Bitte schreibe die folgenden Datensätze neu und ersetze darin jedes „layer-item“ durch „layer-row“. Alles andere bleibt unverändert.

Daten zu Bereichsgrenzen:

:::

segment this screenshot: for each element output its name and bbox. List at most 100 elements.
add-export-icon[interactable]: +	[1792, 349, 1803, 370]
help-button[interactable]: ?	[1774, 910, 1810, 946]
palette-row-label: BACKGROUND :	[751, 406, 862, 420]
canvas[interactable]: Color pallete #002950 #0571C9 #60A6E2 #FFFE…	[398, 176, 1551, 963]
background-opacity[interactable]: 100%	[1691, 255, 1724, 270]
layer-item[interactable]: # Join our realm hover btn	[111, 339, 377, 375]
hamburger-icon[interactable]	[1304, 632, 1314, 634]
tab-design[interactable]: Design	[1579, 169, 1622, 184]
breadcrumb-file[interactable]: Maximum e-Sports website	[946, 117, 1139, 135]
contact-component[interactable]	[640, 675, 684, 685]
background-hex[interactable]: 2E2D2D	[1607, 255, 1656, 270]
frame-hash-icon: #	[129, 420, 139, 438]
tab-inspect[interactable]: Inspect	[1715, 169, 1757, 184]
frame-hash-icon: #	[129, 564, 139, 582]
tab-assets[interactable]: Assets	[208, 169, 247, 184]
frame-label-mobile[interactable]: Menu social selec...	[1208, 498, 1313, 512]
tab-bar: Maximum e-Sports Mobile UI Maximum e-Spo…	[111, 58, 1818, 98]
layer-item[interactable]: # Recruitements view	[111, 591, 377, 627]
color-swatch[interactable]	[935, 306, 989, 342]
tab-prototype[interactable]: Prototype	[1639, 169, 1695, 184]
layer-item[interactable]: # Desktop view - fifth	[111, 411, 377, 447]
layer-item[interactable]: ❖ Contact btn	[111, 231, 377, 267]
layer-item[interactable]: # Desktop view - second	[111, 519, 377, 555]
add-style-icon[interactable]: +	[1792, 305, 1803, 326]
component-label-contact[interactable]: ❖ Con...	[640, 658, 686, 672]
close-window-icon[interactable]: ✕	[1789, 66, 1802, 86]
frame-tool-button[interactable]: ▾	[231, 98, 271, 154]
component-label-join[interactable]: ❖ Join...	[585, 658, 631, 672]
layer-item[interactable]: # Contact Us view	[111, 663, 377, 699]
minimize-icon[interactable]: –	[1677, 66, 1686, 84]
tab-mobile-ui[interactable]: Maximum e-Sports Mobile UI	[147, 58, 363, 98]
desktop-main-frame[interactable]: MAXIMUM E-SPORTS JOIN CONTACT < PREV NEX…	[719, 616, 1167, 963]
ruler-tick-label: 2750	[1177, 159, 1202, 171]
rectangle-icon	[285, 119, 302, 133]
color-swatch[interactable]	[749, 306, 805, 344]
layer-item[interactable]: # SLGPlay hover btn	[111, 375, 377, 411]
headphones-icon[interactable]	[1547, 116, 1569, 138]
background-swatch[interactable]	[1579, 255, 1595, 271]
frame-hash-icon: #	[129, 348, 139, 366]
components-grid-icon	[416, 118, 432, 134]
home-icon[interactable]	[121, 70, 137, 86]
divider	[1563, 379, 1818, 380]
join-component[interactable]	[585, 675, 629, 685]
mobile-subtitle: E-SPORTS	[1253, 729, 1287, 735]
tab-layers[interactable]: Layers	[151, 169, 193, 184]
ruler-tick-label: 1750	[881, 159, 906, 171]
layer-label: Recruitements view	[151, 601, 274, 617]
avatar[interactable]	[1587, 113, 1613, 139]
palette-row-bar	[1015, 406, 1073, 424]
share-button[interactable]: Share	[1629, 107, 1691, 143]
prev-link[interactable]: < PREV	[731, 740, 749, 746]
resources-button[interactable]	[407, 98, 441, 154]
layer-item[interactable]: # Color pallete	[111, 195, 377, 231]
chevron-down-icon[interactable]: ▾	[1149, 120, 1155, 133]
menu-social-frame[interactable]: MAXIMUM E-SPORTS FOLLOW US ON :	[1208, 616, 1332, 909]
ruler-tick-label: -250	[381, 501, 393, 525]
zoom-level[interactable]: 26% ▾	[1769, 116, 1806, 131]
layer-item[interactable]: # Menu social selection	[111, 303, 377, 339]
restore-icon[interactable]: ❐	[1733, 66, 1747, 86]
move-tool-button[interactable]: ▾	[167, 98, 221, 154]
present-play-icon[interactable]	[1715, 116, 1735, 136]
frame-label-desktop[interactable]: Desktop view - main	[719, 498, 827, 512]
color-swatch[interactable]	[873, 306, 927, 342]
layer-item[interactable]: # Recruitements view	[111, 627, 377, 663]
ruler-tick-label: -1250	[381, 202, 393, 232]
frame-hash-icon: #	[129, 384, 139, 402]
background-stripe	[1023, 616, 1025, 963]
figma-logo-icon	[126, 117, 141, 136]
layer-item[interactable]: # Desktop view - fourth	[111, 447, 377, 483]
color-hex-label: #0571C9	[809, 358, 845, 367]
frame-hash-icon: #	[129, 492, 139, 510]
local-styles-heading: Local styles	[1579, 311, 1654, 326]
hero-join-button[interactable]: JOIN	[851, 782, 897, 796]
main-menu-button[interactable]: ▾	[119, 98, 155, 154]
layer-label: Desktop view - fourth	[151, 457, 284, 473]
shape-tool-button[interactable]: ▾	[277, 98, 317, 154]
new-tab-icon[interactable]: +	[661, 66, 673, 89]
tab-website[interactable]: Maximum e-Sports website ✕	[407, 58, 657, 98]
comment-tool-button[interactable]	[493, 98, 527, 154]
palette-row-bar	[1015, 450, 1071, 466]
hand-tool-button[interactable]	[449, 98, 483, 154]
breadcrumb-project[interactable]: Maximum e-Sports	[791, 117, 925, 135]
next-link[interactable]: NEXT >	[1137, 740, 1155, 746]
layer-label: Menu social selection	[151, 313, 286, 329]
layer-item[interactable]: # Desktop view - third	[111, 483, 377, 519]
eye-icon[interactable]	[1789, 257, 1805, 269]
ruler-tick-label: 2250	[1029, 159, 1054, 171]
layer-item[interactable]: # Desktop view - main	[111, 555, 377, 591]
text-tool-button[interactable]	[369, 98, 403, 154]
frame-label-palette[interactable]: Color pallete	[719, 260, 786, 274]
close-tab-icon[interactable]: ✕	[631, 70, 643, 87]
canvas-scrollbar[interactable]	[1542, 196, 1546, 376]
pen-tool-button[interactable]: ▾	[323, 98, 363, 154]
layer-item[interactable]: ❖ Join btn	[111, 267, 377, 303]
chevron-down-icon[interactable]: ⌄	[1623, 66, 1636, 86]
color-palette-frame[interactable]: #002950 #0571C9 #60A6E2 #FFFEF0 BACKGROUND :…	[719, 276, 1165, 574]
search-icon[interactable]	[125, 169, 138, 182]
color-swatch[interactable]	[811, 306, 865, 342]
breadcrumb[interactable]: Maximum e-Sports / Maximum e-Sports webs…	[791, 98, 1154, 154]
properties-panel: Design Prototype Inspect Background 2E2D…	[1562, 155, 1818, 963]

:::

- _ERLEDIGTE AUFGABE_:
segment this screenshot: for each element output its name and bbox. List at most 100 elements.
add-export-icon[interactable]: +	[1792, 349, 1803, 370]
help-button[interactable]: ?	[1774, 910, 1810, 946]
palette-row-label: BACKGROUND :	[751, 406, 862, 420]
canvas[interactable]: Color pallete #002950 #0571C9 #60A6E2 #FFFE…	[398, 176, 1551, 963]
background-opacity[interactable]: 100%	[1691, 255, 1724, 270]
layer-row[interactable]: # Join our realm hover btn	[111, 339, 377, 375]
hamburger-icon[interactable]	[1304, 632, 1314, 634]
tab-design[interactable]: Design	[1579, 169, 1622, 184]
breadcrumb-file[interactable]: Maximum e-Sports website	[946, 117, 1139, 135]
contact-component[interactable]	[640, 675, 684, 685]
background-hex[interactable]: 2E2D2D	[1607, 255, 1656, 270]
frame-hash-icon: #	[129, 420, 139, 438]
tab-inspect[interactable]: Inspect	[1715, 169, 1757, 184]
frame-hash-icon: #	[129, 564, 139, 582]
tab-assets[interactable]: Assets	[208, 169, 247, 184]
frame-label-mobile[interactable]: Menu social selec...	[1208, 498, 1313, 512]
tab-bar: Maximum e-Sports Mobile UI Maximum e-Spo…	[111, 58, 1818, 98]
layer-row[interactable]: # Recruitements view	[111, 591, 377, 627]
color-swatch[interactable]	[935, 306, 989, 342]
tab-prototype[interactable]: Prototype	[1639, 169, 1695, 184]
layer-row[interactable]: # Desktop view - fifth	[111, 411, 377, 447]
layer-row[interactable]: ❖ Contact btn	[111, 231, 377, 267]
layer-row[interactable]: # Desktop view - second	[111, 519, 377, 555]
add-style-icon[interactable]: +	[1792, 305, 1803, 326]
component-label-contact[interactable]: ❖ Con...	[640, 658, 686, 672]
close-window-icon[interactable]: ✕	[1789, 66, 1802, 86]
frame-tool-button[interactable]: ▾	[231, 98, 271, 154]
component-label-join[interactable]: ❖ Join...	[585, 658, 631, 672]
layer-row[interactable]: # Contact Us view	[111, 663, 377, 699]
minimize-icon[interactable]: –	[1677, 66, 1686, 84]
tab-mobile-ui[interactable]: Maximum e-Sports Mobile UI	[147, 58, 363, 98]
desktop-main-frame[interactable]: MAXIMUM E-SPORTS JOIN CONTACT < PREV NEX…	[719, 616, 1167, 963]
ruler-tick-label: 2750	[1177, 159, 1202, 171]
rectangle-icon	[285, 119, 302, 133]
color-swatch[interactable]	[749, 306, 805, 344]
layer-row[interactable]: # SLGPlay hover btn	[111, 375, 377, 411]
headphones-icon[interactable]	[1547, 116, 1569, 138]
background-swatch[interactable]	[1579, 255, 1595, 271]
frame-hash-icon: #	[129, 348, 139, 366]
components-grid-icon	[416, 118, 432, 134]
home-icon[interactable]	[121, 70, 137, 86]
divider	[1563, 379, 1818, 380]
join-component[interactable]	[585, 675, 629, 685]
mobile-subtitle: E-SPORTS	[1253, 729, 1287, 735]
tab-layers[interactable]: Layers	[151, 169, 193, 184]
ruler-tick-label: 1750	[881, 159, 906, 171]
layer-label: Recruitements view	[151, 601, 274, 617]
avatar[interactable]	[1587, 113, 1613, 139]
palette-row-bar	[1015, 406, 1073, 424]
share-button[interactable]: Share	[1629, 107, 1691, 143]
prev-link[interactable]: < PREV	[731, 740, 749, 746]
resources-button[interactable]	[407, 98, 441, 154]
layer-row[interactable]: # Color pallete	[111, 195, 377, 231]
chevron-down-icon[interactable]: ▾	[1149, 120, 1155, 133]
menu-social-frame[interactable]: MAXIMUM E-SPORTS FOLLOW US ON :	[1208, 616, 1332, 909]
ruler-tick-label: -250	[381, 501, 393, 525]
zoom-level[interactable]: 26% ▾	[1769, 116, 1806, 131]
layer-row[interactable]: # Menu social selection	[111, 303, 377, 339]
restore-icon[interactable]: ❐	[1733, 66, 1747, 86]
move-tool-button[interactable]: ▾	[167, 98, 221, 154]
present-play-icon[interactable]	[1715, 116, 1735, 136]
frame-label-desktop[interactable]: Desktop view - main	[719, 498, 827, 512]
color-swatch[interactable]	[873, 306, 927, 342]
layer-row[interactable]: # Recruitements view	[111, 627, 377, 663]
ruler-tick-label: -1250	[381, 202, 393, 232]
frame-hash-icon: #	[129, 384, 139, 402]
background-stripe	[1023, 616, 1025, 963]
figma-logo-icon	[126, 117, 141, 136]
layer-row[interactable]: # Desktop view - fourth	[111, 447, 377, 483]
color-hex-label: #0571C9	[809, 358, 845, 367]
frame-hash-icon: #	[129, 492, 139, 510]
local-styles-heading: Local styles	[1579, 311, 1654, 326]
hero-join-button[interactable]: JOIN	[851, 782, 897, 796]
main-menu-button[interactable]: ▾	[119, 98, 155, 154]
layer-label: Desktop view - fourth	[151, 457, 284, 473]
shape-tool-button[interactable]: ▾	[277, 98, 317, 154]
new-tab-icon[interactable]: +	[661, 66, 673, 89]
tab-website[interactable]: Maximum e-Sports website ✕	[407, 58, 657, 98]
comment-tool-button[interactable]	[493, 98, 527, 154]
palette-row-bar	[1015, 450, 1071, 466]
hand-tool-button[interactable]	[449, 98, 483, 154]
breadcrumb-project[interactable]: Maximum e-Sports	[791, 117, 925, 135]
next-link[interactable]: NEXT >	[1137, 740, 1155, 746]
layer-label: Menu social selection	[151, 313, 286, 329]
layer-row[interactable]: # Desktop view - third	[111, 483, 377, 519]
eye-icon[interactable]	[1789, 257, 1805, 269]
ruler-tick-label: 2250	[1029, 159, 1054, 171]
layer-row[interactable]: # Desktop view - main	[111, 555, 377, 591]
text-tool-button[interactable]	[369, 98, 403, 154]
frame-label-palette[interactable]: Color pallete	[719, 260, 786, 274]
close-tab-icon[interactable]: ✕	[631, 70, 643, 87]
canvas-scrollbar[interactable]	[1542, 196, 1546, 376]
pen-tool-button[interactable]: ▾	[323, 98, 363, 154]
layer-row[interactable]: ❖ Join btn	[111, 267, 377, 303]
chevron-down-icon[interactable]: ⌄	[1623, 66, 1636, 86]
color-palette-frame[interactable]: #002950 #0571C9 #60A6E2 #FFFEF0 BACKGROUND :…	[719, 276, 1165, 574]
search-icon[interactable]	[125, 169, 138, 182]
color-swatch[interactable]	[811, 306, 865, 342]
breadcrumb[interactable]: Maximum e-Sports / Maximum e-Sports webs…	[791, 98, 1154, 154]
properties-panel: Design Prototype Inspect Background 2E2D…	[1562, 155, 1818, 963]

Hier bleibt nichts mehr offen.